_Work instructions_. Across all the lines below, how many contain the string "طريق"? Please reply with the number only.

_Listing_.
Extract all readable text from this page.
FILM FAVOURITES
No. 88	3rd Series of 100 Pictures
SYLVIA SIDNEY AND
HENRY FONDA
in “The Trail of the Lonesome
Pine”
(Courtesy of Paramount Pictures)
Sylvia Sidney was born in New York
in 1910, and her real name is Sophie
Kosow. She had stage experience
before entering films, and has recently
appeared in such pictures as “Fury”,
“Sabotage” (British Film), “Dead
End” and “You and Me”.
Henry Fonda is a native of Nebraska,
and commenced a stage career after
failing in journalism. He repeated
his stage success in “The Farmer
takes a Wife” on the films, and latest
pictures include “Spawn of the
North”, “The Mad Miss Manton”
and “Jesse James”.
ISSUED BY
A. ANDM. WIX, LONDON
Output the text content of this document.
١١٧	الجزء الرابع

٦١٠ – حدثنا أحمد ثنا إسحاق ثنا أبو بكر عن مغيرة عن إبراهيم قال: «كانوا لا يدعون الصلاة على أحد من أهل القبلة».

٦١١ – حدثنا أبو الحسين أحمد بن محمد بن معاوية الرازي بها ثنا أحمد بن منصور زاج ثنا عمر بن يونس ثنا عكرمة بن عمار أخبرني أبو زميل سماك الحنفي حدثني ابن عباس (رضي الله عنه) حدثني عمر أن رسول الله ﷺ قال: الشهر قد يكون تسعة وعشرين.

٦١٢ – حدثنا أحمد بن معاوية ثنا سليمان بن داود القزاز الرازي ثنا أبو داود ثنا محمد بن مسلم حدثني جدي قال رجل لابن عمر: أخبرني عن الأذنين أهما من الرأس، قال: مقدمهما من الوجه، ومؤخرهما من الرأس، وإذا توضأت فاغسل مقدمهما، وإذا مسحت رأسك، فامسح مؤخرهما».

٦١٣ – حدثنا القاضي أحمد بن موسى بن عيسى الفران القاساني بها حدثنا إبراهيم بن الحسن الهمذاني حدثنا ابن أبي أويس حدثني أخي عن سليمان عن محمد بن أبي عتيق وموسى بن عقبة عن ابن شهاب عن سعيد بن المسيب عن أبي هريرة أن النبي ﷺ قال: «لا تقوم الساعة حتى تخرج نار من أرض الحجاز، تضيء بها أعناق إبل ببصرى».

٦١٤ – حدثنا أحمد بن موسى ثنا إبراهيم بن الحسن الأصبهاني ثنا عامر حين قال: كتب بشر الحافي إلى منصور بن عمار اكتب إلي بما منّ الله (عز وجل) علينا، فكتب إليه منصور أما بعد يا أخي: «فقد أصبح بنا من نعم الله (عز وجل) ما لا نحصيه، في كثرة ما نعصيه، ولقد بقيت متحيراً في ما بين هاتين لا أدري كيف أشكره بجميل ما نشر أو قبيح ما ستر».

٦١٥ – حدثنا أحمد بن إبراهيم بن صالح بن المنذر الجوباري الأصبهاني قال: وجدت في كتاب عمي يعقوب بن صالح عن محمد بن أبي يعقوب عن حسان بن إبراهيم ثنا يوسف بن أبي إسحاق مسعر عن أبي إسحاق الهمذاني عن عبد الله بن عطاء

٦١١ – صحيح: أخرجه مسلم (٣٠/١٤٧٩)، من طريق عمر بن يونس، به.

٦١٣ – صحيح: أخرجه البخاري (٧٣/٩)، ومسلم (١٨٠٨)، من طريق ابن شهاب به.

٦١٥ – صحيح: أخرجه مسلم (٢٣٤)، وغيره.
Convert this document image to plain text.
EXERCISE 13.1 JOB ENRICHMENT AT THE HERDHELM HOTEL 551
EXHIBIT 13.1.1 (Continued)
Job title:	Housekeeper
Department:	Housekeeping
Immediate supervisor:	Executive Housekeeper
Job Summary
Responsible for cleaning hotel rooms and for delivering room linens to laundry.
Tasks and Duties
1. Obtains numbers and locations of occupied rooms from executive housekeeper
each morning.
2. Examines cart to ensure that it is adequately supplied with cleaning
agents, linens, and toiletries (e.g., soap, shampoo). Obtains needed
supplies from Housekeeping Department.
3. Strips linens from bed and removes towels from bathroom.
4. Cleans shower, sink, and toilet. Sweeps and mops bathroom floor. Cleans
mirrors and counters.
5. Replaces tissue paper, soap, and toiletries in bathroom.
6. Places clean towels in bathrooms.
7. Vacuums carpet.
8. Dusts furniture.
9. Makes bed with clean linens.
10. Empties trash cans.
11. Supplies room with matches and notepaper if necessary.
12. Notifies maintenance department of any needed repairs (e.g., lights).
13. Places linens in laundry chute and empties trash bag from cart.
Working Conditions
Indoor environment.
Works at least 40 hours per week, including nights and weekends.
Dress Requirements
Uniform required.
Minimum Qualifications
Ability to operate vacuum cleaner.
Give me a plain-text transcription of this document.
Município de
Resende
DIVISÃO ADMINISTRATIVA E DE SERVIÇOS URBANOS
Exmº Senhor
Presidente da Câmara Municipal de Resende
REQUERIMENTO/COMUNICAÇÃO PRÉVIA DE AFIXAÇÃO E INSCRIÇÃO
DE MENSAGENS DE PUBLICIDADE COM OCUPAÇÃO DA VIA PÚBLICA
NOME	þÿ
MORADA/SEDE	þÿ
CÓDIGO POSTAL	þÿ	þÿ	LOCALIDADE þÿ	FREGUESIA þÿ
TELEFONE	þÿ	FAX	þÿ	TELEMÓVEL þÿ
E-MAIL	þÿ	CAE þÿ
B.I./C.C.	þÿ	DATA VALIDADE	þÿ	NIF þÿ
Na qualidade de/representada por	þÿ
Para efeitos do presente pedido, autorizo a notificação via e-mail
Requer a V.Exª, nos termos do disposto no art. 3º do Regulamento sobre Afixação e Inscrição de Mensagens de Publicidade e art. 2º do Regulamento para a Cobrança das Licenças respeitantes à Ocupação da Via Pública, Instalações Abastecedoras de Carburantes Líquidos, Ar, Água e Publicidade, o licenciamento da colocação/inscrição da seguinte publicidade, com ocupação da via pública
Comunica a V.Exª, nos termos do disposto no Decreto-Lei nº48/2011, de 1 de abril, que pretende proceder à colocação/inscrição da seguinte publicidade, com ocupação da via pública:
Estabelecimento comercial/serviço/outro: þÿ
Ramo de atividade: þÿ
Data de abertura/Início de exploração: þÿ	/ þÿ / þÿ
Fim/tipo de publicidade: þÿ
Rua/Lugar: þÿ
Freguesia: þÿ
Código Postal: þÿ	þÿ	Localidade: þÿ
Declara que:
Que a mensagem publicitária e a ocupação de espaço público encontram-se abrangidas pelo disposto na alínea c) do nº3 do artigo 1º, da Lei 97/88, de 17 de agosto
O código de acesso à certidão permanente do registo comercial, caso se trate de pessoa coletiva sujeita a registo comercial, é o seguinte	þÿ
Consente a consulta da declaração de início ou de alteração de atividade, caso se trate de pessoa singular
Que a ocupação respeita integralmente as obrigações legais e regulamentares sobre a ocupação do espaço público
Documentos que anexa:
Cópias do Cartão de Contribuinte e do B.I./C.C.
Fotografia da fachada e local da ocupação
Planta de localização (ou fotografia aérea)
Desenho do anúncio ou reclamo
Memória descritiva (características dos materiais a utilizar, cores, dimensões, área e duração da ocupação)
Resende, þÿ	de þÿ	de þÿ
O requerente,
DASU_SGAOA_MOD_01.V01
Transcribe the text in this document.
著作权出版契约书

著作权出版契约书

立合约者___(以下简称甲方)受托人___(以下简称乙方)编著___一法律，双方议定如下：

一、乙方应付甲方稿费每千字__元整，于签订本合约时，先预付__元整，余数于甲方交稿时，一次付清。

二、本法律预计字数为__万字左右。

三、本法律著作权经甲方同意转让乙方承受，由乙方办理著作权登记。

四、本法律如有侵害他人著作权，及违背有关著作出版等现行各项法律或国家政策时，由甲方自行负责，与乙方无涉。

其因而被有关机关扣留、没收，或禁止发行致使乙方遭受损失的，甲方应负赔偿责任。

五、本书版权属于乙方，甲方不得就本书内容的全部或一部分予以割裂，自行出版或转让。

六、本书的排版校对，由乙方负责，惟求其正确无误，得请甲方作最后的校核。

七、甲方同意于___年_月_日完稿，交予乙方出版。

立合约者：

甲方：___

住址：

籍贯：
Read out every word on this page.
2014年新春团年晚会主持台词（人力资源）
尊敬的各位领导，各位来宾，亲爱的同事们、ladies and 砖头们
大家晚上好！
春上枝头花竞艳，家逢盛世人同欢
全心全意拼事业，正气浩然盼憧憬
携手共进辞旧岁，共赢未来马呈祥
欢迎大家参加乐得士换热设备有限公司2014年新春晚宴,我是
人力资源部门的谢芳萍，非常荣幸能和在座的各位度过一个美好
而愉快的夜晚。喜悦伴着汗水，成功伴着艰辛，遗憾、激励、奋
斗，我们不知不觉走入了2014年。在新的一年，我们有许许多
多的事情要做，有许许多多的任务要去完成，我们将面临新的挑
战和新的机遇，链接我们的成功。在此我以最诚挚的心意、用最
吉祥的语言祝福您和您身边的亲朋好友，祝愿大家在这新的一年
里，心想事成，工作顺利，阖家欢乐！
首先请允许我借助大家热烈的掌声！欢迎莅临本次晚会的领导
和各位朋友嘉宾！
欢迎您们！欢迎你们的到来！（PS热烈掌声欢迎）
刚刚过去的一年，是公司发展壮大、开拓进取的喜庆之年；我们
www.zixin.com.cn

_Result_. 2